» **Exercise directions**
State how many lines hold the word "this", with no other words.

(Data items)

□ □ □ □ □

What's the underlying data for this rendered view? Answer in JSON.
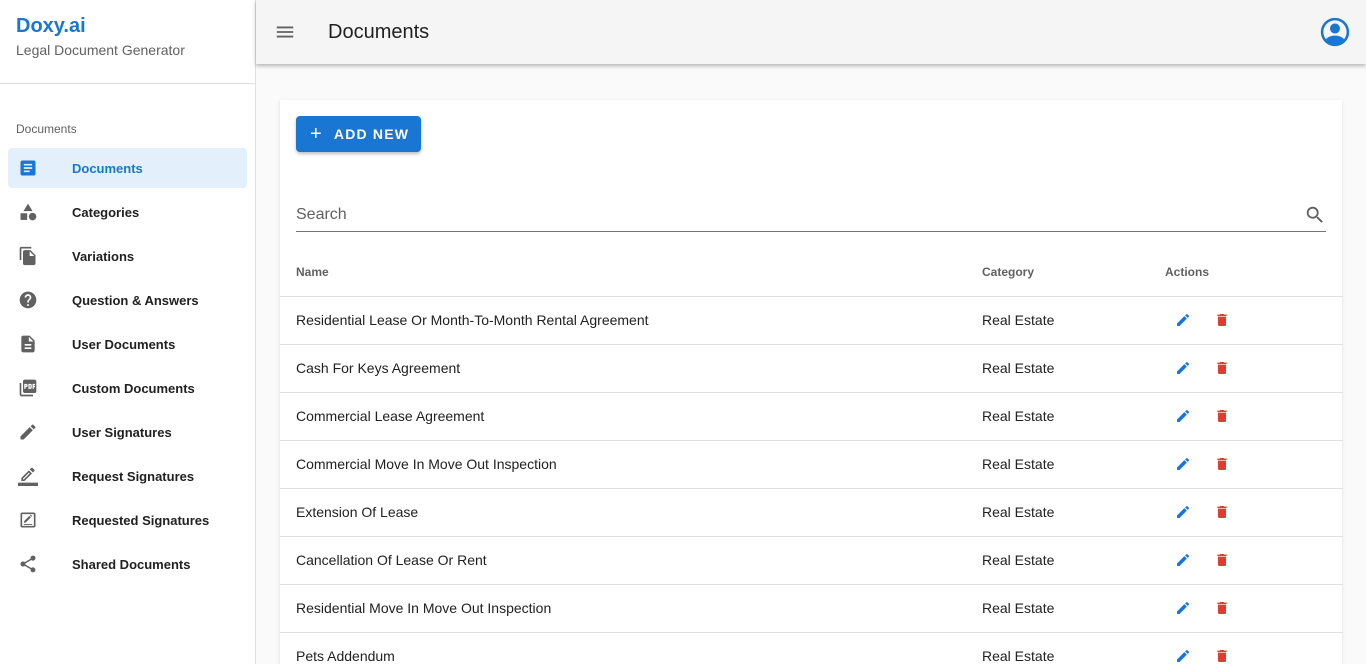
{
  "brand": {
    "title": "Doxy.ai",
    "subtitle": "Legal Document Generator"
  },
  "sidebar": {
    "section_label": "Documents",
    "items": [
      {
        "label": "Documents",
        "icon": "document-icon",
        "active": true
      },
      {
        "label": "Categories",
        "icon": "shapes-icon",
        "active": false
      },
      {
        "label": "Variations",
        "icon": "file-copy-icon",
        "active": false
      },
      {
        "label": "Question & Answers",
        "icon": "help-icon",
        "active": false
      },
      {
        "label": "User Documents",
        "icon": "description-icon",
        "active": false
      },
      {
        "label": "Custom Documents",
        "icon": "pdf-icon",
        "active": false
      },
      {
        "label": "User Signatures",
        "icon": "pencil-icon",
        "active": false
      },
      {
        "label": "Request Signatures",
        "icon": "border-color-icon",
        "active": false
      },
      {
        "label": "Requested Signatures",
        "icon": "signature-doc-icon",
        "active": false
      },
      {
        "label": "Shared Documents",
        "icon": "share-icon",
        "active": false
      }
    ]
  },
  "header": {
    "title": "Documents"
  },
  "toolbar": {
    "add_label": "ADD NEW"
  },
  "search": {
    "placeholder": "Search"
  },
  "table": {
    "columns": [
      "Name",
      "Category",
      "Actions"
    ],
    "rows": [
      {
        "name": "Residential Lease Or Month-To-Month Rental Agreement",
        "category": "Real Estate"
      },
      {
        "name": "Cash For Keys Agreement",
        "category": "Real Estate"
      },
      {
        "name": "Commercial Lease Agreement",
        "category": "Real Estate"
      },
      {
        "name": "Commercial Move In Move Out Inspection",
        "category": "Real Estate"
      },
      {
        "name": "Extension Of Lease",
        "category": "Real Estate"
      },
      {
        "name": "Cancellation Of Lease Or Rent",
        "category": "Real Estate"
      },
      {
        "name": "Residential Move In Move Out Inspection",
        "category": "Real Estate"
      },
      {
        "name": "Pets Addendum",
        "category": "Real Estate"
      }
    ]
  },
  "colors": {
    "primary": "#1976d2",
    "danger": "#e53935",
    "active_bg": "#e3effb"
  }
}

□ □ □ □ □

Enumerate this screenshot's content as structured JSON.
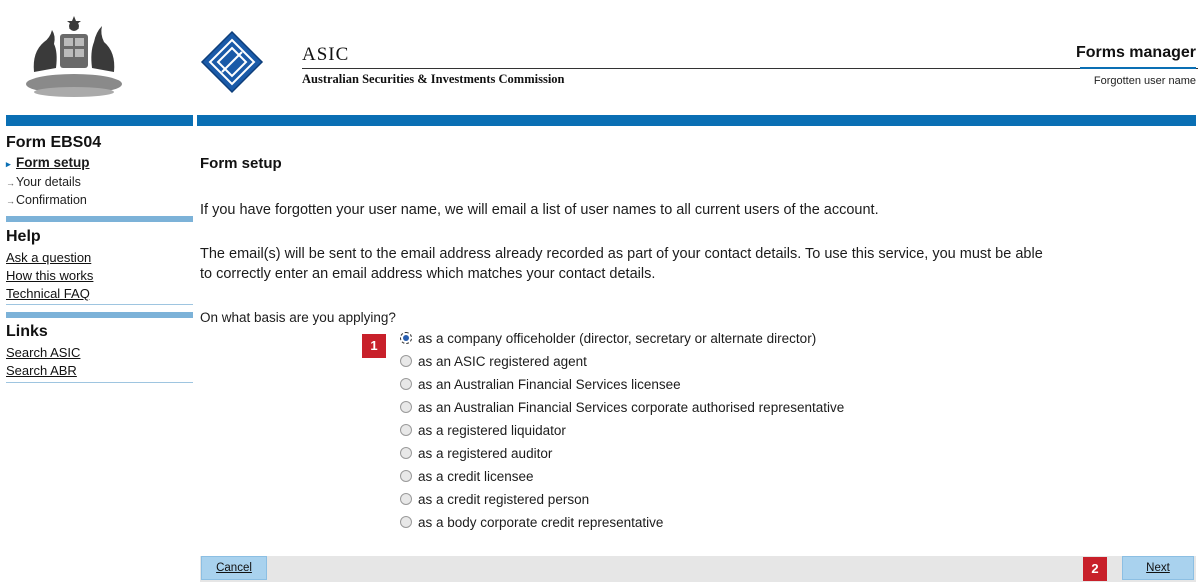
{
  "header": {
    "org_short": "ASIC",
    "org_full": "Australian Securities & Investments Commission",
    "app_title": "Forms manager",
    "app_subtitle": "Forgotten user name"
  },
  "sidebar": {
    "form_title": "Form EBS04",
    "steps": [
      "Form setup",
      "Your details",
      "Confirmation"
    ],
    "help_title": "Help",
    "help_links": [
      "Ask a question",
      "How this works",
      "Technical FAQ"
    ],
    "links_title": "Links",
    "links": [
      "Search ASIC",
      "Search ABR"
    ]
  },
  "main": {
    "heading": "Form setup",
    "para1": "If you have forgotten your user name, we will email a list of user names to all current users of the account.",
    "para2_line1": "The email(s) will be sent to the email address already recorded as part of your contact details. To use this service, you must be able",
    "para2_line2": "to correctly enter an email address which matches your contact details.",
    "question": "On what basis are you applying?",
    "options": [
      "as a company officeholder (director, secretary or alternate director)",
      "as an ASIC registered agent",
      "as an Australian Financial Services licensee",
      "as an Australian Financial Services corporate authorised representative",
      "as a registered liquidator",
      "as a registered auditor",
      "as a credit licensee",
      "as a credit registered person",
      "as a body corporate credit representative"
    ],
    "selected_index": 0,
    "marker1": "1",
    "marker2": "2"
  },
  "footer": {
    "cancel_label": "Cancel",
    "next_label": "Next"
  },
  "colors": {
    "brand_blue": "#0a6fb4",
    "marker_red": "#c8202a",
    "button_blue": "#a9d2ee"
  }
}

□ □ □ □ □

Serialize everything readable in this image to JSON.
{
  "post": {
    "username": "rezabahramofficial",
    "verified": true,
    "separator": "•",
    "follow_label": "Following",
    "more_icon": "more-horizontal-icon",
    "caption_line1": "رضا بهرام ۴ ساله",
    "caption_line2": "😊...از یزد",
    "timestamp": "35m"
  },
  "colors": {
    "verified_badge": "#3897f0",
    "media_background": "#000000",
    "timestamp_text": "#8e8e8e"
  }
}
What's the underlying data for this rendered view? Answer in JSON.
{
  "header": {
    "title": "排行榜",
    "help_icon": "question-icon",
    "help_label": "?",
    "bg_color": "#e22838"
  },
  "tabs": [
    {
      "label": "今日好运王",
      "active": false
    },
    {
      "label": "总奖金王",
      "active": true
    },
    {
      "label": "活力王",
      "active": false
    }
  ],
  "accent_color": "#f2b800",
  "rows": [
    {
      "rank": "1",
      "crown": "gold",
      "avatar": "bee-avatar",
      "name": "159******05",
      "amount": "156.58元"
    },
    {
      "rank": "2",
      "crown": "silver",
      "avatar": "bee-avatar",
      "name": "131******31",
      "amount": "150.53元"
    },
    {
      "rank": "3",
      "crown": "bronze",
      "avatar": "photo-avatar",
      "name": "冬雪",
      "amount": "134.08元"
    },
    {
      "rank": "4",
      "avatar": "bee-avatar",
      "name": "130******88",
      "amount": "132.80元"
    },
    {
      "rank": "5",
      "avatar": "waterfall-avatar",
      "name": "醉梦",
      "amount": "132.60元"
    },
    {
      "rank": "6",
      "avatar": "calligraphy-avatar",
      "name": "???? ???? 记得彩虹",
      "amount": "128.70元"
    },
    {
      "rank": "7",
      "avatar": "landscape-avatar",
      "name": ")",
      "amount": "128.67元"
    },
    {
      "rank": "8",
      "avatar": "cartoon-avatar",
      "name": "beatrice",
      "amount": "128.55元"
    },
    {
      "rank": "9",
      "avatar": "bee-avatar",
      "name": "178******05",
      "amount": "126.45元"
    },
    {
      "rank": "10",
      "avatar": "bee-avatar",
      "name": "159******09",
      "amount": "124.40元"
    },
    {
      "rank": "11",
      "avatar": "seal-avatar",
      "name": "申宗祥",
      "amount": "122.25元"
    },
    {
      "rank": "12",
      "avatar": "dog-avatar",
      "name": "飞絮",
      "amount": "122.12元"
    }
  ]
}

□ □ □ □ □

» **Problem solution**
6